(Source data)
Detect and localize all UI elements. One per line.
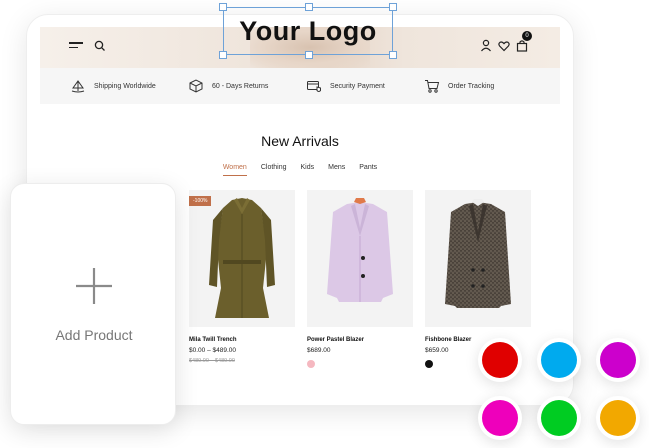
feature-returns: 60 - Days Returns [188, 77, 268, 95]
product-price: $0.00 – $489.00 [189, 347, 236, 354]
product-name[interactable]: Power Pastel Blazer [307, 337, 413, 343]
add-product-card[interactable]: Add Product [10, 183, 176, 425]
resize-handle-top-left[interactable] [219, 3, 227, 11]
product-image[interactable]: -100% [189, 190, 295, 327]
tab-kids[interactable]: Kids [294, 164, 322, 171]
feature-label: 60 - Days Returns [212, 82, 269, 90]
product-name[interactable]: Fishbone Blazer [425, 337, 531, 343]
section-title: New Arrivals [261, 133, 339, 149]
product-image[interactable] [425, 190, 531, 327]
product-card[interactable]: Power Pastel Blazer $689.00 [307, 190, 413, 368]
trench-coat-image [209, 198, 275, 318]
fishbone-blazer-image [445, 199, 511, 308]
product-card[interactable]: -100% Mila Twill Trench $0.00 – $489.00 … [189, 190, 295, 364]
feature-label: Security Payment [330, 82, 385, 90]
feature-shipping: Shipping Worldwide [70, 77, 156, 95]
color-option-magenta[interactable] [478, 396, 522, 440]
color-option-red[interactable] [478, 338, 522, 382]
tab-clothing[interactable]: Clothing [254, 164, 294, 171]
resize-handle-bottom[interactable] [305, 51, 313, 59]
user-icon[interactable] [479, 38, 493, 54]
product-image[interactable] [307, 190, 413, 327]
cart-tracking-icon [425, 80, 440, 93]
heart-icon[interactable] [497, 38, 511, 54]
color-option-orange[interactable] [596, 396, 640, 440]
color-swatch[interactable] [425, 360, 433, 368]
color-swatch[interactable] [307, 360, 315, 368]
color-option-green[interactable] [537, 396, 581, 440]
product-card[interactable]: Fishbone Blazer $659.00 [425, 190, 531, 368]
cart-count-badge: 0 [522, 31, 532, 41]
ship-icon [71, 80, 85, 93]
feature-label: Order Tracking [448, 82, 495, 90]
resize-handle-top-right[interactable] [389, 3, 397, 11]
color-option-blue[interactable] [537, 338, 581, 382]
secure-card-icon [307, 81, 321, 92]
feature-tracking: Order Tracking [424, 77, 494, 95]
menu-icon[interactable] [69, 42, 83, 52]
resize-handle-top[interactable] [305, 3, 313, 11]
tab-mens[interactable]: Mens [321, 164, 352, 171]
pastel-blazer-image [327, 198, 393, 302]
category-tabs: Women Clothing Kids Mens Pants [40, 164, 560, 176]
stage: { "logo": { "text": "Your Logo" }, "head… [0, 0, 649, 448]
features-bar: Shipping Worldwide 60 - Days Returns Sec… [40, 68, 560, 104]
resize-handle-bottom-left[interactable] [219, 51, 227, 59]
search-icon[interactable] [93, 39, 107, 53]
color-option-purple[interactable] [596, 338, 640, 382]
tab-pants[interactable]: Pants [352, 164, 384, 171]
feature-security: Security Payment [306, 77, 385, 95]
logo-text: Your Logo [239, 15, 377, 46]
returns-box-icon [189, 79, 203, 93]
add-product-label: Add Product [55, 327, 133, 343]
product-price: $689.00 [307, 347, 331, 354]
logo-selection-box[interactable]: Your Logo [219, 3, 397, 59]
product-name[interactable]: Mila Twill Trench [189, 337, 295, 343]
tab-women[interactable]: Women [216, 164, 254, 176]
plus-icon [76, 268, 112, 304]
discount-badge: -100% [189, 196, 212, 206]
resize-handle-bottom-right[interactable] [389, 51, 397, 59]
product-old-price: $489.00 – $489.00 [189, 358, 235, 364]
feature-label: Shipping Worldwide [94, 82, 156, 90]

#### Goal of the exercise:
Copy out the lines from the items, starting at the line that contains "feature-returns: 60 - Days" and ending after the line that contains "feature-label: 60 - Days".

#### Result:
feature-returns: 60 - Days Returns [188, 77, 268, 95]
product-price: $0.00 – $489.00 [189, 347, 236, 354]
product-name[interactable]: Power Pastel Blazer [307, 337, 413, 343]
add-product-card[interactable]: Add Product [10, 183, 176, 425]
resize-handle-top-left[interactable] [219, 3, 227, 11]
product-image[interactable]: -100% [189, 190, 295, 327]
tab-kids[interactable]: Kids [294, 164, 322, 171]
feature-label: 60 - Days Returns [212, 82, 269, 90]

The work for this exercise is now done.